Write only the number of lines in the records beneath that hold "trough".

--- START Exercise inputs ---

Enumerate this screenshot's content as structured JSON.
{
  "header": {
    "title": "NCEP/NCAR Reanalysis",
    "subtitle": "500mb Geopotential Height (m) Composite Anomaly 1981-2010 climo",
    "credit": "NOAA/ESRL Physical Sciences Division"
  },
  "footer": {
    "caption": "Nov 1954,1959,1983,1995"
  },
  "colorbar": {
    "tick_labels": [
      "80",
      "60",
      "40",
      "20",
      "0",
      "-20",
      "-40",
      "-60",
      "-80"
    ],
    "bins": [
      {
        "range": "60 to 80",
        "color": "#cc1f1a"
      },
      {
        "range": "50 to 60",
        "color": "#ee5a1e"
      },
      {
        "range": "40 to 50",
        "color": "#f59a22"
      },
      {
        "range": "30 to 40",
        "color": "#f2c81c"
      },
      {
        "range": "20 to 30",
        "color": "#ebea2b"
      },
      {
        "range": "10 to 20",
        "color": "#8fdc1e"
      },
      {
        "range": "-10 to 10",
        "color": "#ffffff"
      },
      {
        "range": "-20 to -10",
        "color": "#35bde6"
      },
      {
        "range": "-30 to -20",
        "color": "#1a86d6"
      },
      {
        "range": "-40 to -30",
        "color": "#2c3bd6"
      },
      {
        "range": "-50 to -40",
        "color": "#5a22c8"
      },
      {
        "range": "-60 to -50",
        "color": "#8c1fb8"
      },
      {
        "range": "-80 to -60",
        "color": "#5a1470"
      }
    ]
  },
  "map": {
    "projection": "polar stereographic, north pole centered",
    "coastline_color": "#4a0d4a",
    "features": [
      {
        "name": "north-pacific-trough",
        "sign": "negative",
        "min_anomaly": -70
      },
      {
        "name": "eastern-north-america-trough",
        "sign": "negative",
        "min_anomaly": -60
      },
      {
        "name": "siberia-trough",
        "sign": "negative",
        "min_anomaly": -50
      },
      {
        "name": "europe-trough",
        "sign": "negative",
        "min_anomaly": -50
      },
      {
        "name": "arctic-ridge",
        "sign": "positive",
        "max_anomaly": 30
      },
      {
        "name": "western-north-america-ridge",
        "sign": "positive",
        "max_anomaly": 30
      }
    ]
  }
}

--- END Exercise inputs ---

**Exercise solution:** 4